▸ Work to do
Copy each line that contains the word "very".
--- START ---
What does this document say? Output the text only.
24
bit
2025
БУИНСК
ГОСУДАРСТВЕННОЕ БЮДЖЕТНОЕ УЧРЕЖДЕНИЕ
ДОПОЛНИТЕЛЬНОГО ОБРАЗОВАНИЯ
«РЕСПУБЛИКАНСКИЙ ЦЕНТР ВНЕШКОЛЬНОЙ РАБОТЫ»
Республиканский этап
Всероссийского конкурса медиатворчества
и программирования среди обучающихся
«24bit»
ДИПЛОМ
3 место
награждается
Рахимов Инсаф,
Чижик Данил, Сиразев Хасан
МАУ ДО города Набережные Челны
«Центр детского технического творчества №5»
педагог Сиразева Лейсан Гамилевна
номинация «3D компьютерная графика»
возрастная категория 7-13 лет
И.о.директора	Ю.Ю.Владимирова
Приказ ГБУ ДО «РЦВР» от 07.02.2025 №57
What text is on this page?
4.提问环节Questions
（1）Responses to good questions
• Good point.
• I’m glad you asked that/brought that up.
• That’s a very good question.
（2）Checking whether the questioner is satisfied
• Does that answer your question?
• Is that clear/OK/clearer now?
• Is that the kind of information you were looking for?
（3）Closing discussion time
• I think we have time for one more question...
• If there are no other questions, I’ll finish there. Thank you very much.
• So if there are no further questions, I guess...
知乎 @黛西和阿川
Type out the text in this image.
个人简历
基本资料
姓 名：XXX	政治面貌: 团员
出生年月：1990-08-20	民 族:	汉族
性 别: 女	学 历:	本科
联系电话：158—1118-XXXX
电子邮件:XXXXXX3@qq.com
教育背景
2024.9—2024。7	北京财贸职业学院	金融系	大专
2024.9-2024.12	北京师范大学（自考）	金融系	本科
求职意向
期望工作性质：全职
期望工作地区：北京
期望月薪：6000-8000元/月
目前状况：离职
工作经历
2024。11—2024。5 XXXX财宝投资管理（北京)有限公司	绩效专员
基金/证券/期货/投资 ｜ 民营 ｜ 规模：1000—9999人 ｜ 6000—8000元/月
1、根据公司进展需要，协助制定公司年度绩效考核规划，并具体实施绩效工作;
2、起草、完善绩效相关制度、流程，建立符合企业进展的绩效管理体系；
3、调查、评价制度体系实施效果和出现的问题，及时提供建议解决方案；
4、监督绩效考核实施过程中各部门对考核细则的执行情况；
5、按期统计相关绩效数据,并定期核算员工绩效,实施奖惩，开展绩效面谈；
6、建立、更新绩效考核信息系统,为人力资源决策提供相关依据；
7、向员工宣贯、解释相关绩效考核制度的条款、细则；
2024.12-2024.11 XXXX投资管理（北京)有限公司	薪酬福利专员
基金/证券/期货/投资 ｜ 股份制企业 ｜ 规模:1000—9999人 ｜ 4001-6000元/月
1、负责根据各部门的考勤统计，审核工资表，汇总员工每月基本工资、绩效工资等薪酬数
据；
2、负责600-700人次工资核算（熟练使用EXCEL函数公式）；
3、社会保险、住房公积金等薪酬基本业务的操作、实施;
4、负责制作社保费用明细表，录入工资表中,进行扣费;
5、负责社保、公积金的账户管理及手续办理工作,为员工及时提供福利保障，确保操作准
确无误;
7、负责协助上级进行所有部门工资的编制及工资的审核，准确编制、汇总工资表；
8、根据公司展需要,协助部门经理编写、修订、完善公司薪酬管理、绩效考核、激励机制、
--- END ---
▸ Answer below
• That’s a very good question.
• If there are no other questions, I’ll finish there. Thank you very much.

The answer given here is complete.